● Material for the task
■ ■ ■ ■ ■ ■ ■

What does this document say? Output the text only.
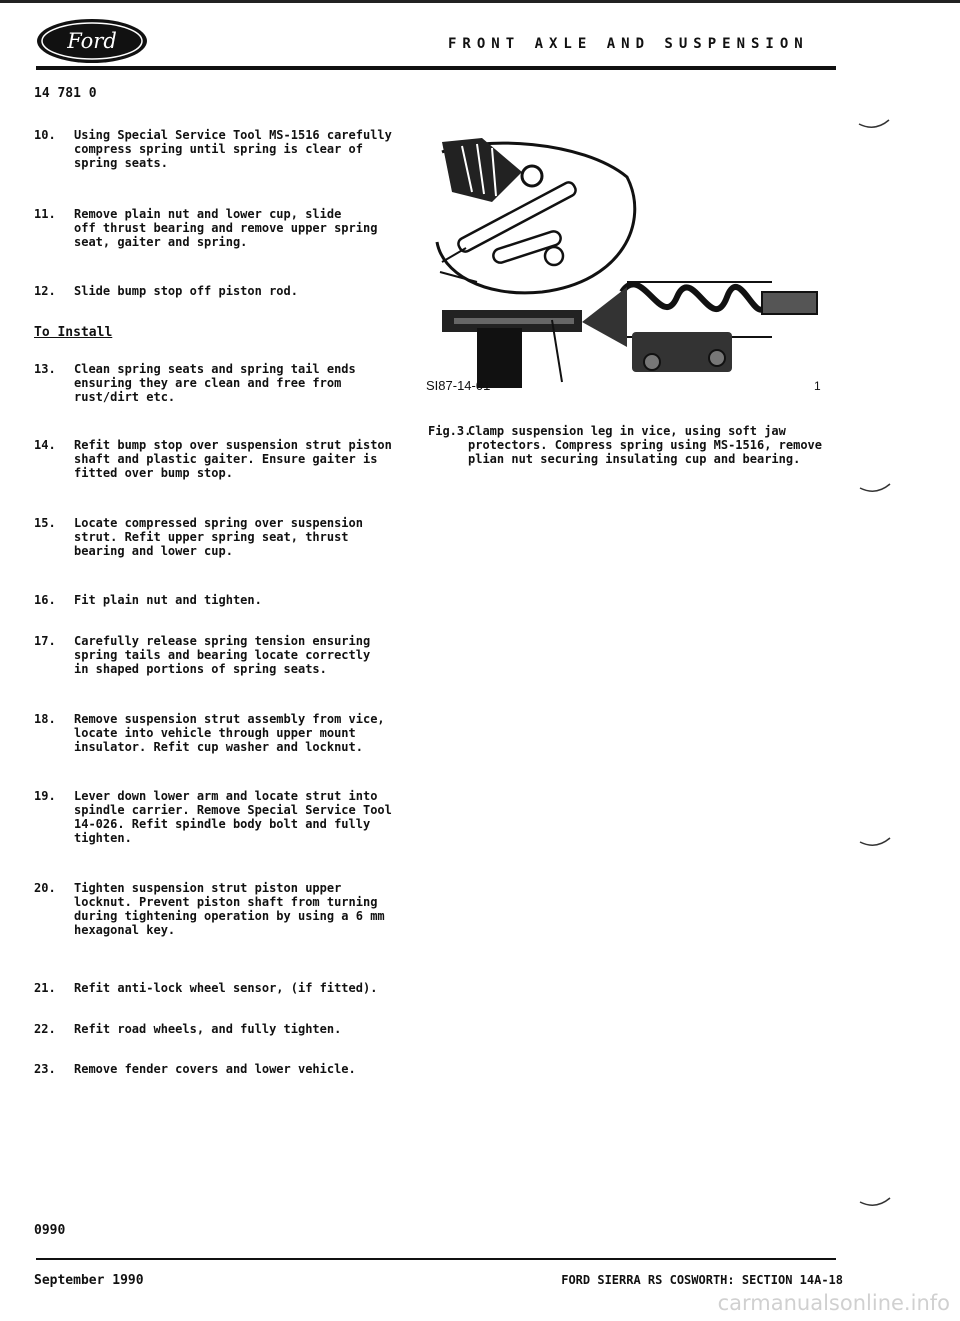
Ford	FRONT AXLE AND SUSPENSION
14 781 0
10. Using Special Service Tool MS-1516 carefully
compress spring until spring is clear of
spring seats.
11. Remove plain nut and lower cup, slide
off thrust bearing and remove upper spring
seat, gaiter and spring.
12. Slide bump stop off piston rod.
To Install
13. Clean spring seats and spring tail ends
ensuring they are clean and free from
rust/dirt etc.
14. Refit bump stop over suspension strut piston
shaft and plastic gaiter. Ensure gaiter is
fitted over bump stop.
15. Locate compressed spring over suspension
strut. Refit upper spring seat, thrust
bearing and lower cup.
16. Fit plain nut and tighten.
17. Carefully release spring tension ensuring
spring tails and bearing locate correctly
in shaped portions of spring seats.
18. Remove suspension strut assembly from vice,
locate into vehicle through upper mount
insulator. Refit cup washer and locknut.
19. Lever down lower arm and locate strut into
spindle carrier. Remove Special Service Tool
14-026. Refit spindle body bolt and fully
tighten.
20. Tighten suspension strut piston upper
locknut. Prevent piston shaft from turning
during tightening operation by using a 6 mm
hexagonal key.
21. Refit anti-lock wheel sensor, (if fitted).
22. Refit road wheels, and fully tighten.
23. Remove fender covers and lower vehicle.
SI87-14-01	1
Fig.3.Clamp suspension leg in vice, using soft jaw protectors. Compress spring using MS-1516, remove plian nut securing insulating cup and bearing.
0990
September 1990	FORD SIERRA RS COSWORTH: SECTION 14A-18
carmanualsonline.info
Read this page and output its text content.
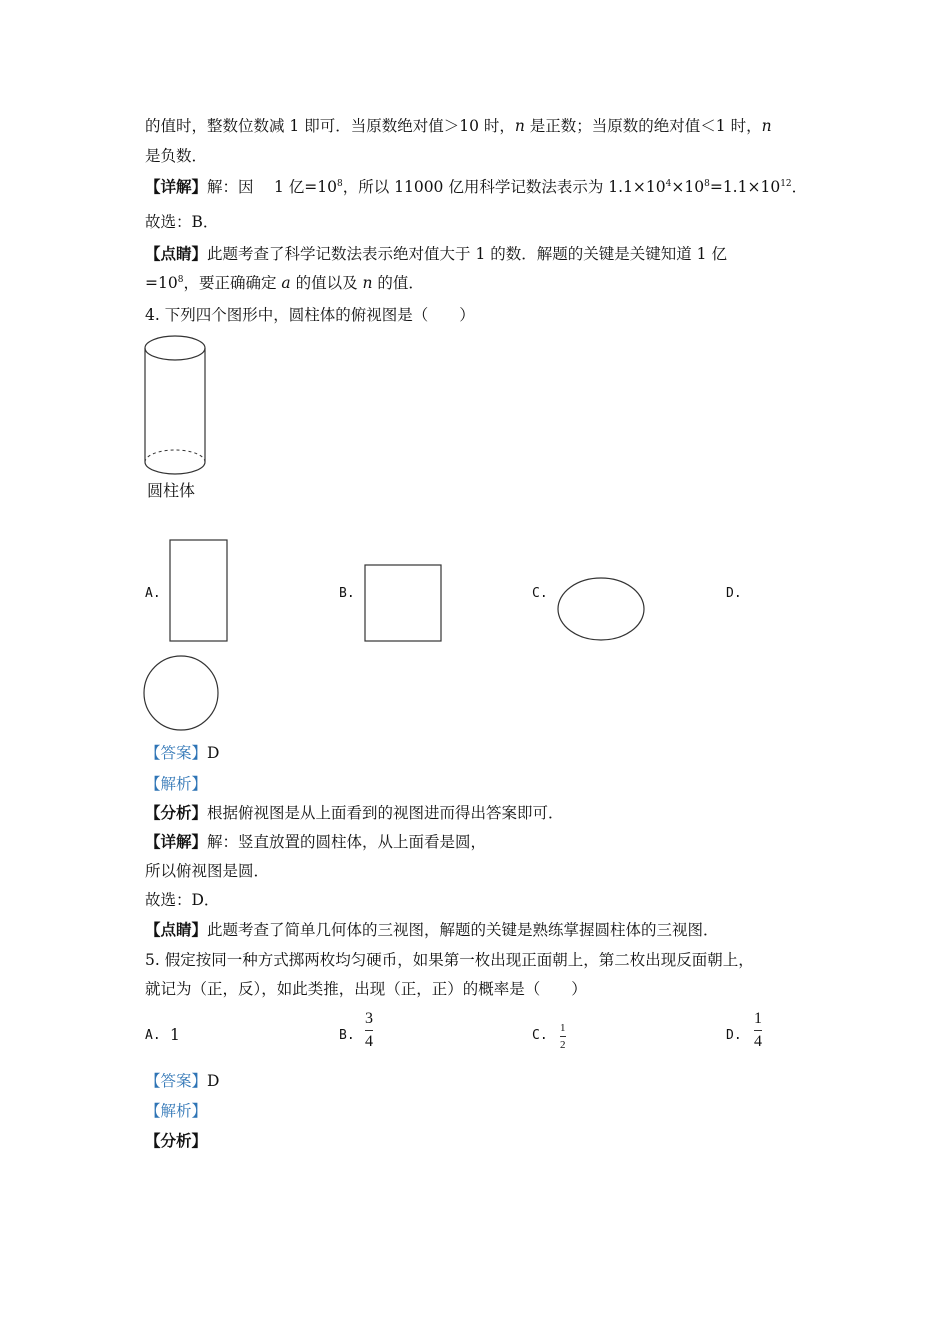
的值时，整数位数减 1 即可．当原数绝对值＞10 时，n 是正数；当原数的绝对值＜1 时，n
是负数．
【详解】解：因 　1 亿$=10^8$，所以 11000 亿用科学记数法表示为 $1.1\times 10^4\times 10^8=1.1\times 10^{12}$．
故选：B．
【点睛】此题考查了科学记数法表示绝对值大于 1 的数．解题的关键是关键知道 1 亿
$=10^8$，要正确确定 a 的值以及 n 的值．
4. 下列四个图形中，圆柱体的俯视图是（　　）
圆柱体
A.	B.	C.	D.
【答案】D
【解析】
【分析】根据俯视图是从上面看到的视图进而得出答案即可．
【详解】解：竖直放置的圆柱体，从上面看是圆，
所以俯视图是圆．
故选：D．
【点睛】此题考查了简单几何体的三视图，解题的关键是熟练掌握圆柱体的三视图．
5. 假定按同一种方式掷两枚均匀硬币，如果第一枚出现正面朝上，第二枚出现反面朝上，
就记为（正，反），如此类推，出现（正，正）的概率是（　　）
A. 1	B.
3
4	C. 1
2
D.
1
4
【答案】D
【解析】
【分析】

■ ■ ■ ■ ■ ■ ■

● What this task involves
Repeat all the data as it stands, dropping any images it holds.

● Full output
What does this document say? Output the text only.
Ford	FRONT AXLE AND SUSPENSION
14 781 0
10. Using Special Service Tool MS-1516 carefully
compress spring until spring is clear of
spring seats.
11. Remove plain nut and lower cup, slide
off thrust bearing and remove upper spring
seat, gaiter and spring.
12. Slide bump stop off piston rod.
To Install
13. Clean spring seats and spring tail ends
ensuring they are clean and free from
rust/dirt etc.
14. Refit bump stop over suspension strut piston
shaft and plastic gaiter. Ensure gaiter is
fitted over bump stop.
15. Locate compressed spring over suspension
strut. Refit upper spring seat, thrust
bearing and lower cup.
16. Fit plain nut and tighten.
17. Carefully release spring tension ensuring
spring tails and bearing locate correctly
in shaped portions of spring seats.
18. Remove suspension strut assembly from vice,
locate into vehicle through upper mount
insulator. Refit cup washer and locknut.
19. Lever down lower arm and locate strut into
spindle carrier. Remove Special Service Tool
14-026. Refit spindle body bolt and fully
tighten.
20. Tighten suspension strut piston upper
locknut. Prevent piston shaft from turning
during tightening operation by using a 6 mm
hexagonal key.
21. Refit anti-lock wheel sensor, (if fitted).
22. Refit road wheels, and fully tighten.
23. Remove fender covers and lower vehicle.
SI87-14-01	1
Fig.3.Clamp suspension leg in vice, using soft jaw protectors. Compress spring using MS-1516, remove plian nut securing insulating cup and bearing.
0990
September 1990	FORD SIERRA RS COSWORTH: SECTION 14A-18
carmanualsonline.info
Read this page and output its text content.
的值时，整数位数减 1 即可．当原数绝对值＞10 时，n 是正数；当原数的绝对值＜1 时，n
是负数．
【详解】解：因 　1 亿$=10^8$，所以 11000 亿用科学记数法表示为 $1.1\times 10^4\times 10^8=1.1\times 10^{12}$．
故选：B．
【点睛】此题考查了科学记数法表示绝对值大于 1 的数．解题的关键是关键知道 1 亿
$=10^8$，要正确确定 a 的值以及 n 的值．
4. 下列四个图形中，圆柱体的俯视图是（　　）
圆柱体
A.	B.	C.	D.
【答案】D
【解析】
【分析】根据俯视图是从上面看到的视图进而得出答案即可．
【详解】解：竖直放置的圆柱体，从上面看是圆，
所以俯视图是圆．
故选：D．
【点睛】此题考查了简单几何体的三视图，解题的关键是熟练掌握圆柱体的三视图．
5. 假定按同一种方式掷两枚均匀硬币，如果第一枚出现正面朝上，第二枚出现反面朝上，
就记为（正，反），如此类推，出现（正，正）的概率是（　　）
A. 1	B.
3
4	C. 1
2
D.
1
4
【答案】D
【解析】
【分析】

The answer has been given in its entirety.